DATA IN THIS EXERCISE »
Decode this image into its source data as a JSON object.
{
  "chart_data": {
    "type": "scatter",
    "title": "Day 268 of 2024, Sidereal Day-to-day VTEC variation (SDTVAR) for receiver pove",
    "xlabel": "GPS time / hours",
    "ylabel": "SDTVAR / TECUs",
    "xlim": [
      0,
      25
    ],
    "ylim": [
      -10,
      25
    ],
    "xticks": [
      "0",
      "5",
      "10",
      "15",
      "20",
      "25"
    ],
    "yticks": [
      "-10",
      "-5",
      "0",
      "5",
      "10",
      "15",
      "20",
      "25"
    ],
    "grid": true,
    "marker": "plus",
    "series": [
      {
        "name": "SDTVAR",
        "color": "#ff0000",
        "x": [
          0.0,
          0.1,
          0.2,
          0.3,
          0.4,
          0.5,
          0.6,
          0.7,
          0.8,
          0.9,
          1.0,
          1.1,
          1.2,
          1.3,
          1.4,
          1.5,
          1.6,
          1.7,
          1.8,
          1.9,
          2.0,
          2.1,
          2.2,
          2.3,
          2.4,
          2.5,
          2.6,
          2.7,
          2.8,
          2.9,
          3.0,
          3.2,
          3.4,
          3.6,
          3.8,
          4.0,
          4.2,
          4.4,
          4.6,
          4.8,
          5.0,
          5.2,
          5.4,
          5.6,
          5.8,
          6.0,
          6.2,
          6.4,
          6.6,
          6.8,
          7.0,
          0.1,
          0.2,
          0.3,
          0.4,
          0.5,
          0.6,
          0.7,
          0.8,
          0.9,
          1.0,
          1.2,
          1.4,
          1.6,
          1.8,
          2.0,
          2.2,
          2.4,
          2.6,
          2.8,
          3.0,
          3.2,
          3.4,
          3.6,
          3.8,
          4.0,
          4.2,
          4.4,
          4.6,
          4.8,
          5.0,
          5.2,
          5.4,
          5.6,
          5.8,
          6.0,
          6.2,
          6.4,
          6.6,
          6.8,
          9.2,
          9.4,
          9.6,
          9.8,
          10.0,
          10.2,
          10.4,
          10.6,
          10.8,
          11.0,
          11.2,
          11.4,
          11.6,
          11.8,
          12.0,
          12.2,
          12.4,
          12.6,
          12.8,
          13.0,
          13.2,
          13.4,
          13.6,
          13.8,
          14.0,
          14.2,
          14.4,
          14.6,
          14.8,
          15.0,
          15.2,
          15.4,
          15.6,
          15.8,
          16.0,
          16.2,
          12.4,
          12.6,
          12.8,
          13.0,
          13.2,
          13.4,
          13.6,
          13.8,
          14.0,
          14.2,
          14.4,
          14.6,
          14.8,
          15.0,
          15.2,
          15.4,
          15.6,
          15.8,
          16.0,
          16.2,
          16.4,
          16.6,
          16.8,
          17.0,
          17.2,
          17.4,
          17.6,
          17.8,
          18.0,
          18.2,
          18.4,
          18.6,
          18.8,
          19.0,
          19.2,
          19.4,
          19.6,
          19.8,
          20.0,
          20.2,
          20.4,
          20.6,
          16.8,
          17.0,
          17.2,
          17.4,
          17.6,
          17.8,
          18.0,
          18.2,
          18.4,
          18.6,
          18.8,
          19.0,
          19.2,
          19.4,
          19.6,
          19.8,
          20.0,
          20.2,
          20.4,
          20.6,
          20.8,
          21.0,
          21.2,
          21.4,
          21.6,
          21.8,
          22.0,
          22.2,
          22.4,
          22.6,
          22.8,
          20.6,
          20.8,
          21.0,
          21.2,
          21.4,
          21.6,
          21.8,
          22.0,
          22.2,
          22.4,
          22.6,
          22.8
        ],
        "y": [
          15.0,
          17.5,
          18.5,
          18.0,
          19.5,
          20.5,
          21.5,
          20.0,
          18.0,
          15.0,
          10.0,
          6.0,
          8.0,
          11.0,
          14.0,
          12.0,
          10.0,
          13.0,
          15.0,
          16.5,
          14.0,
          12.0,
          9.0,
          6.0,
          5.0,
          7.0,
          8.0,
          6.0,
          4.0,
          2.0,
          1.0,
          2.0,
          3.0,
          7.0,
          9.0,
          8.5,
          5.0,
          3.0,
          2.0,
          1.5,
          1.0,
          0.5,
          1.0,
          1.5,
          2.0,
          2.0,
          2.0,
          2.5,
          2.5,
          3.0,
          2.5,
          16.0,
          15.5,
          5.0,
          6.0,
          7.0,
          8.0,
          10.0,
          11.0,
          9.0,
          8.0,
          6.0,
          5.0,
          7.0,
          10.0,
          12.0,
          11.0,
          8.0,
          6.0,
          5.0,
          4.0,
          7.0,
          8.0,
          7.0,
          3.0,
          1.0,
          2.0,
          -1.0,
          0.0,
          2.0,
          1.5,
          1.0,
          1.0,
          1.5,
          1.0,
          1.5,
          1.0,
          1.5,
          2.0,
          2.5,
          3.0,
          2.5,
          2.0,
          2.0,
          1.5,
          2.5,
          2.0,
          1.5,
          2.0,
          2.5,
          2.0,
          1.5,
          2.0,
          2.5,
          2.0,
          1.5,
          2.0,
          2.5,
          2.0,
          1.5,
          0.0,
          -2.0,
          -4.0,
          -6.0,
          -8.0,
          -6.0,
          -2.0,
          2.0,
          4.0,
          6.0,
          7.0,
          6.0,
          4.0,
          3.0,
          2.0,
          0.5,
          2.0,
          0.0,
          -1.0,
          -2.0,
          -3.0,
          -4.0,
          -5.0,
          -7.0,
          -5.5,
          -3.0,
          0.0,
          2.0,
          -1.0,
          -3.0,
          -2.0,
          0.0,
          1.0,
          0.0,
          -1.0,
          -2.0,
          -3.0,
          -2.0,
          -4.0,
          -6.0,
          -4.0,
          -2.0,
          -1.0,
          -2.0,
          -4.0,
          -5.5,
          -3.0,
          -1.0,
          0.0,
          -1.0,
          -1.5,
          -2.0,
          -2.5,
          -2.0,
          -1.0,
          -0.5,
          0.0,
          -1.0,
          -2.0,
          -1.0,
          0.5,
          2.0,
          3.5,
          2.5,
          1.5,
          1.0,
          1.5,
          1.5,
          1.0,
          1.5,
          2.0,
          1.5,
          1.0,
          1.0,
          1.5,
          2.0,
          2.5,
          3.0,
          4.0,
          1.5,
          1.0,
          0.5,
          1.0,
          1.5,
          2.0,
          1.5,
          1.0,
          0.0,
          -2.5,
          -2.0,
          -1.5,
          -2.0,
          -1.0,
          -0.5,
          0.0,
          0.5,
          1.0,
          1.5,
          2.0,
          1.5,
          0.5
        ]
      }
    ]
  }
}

GIVEN INSTRUCTION »
Return every line above that contains the word "SDTVAR".

ANSWER BELOW »
    "title": "Day 268 of 2024, Sidereal Day-to-day VTEC variation (SDTVAR) for receiver pove",
    "ylabel": "SDTVAR / TECUs",
        "name": "SDTVAR",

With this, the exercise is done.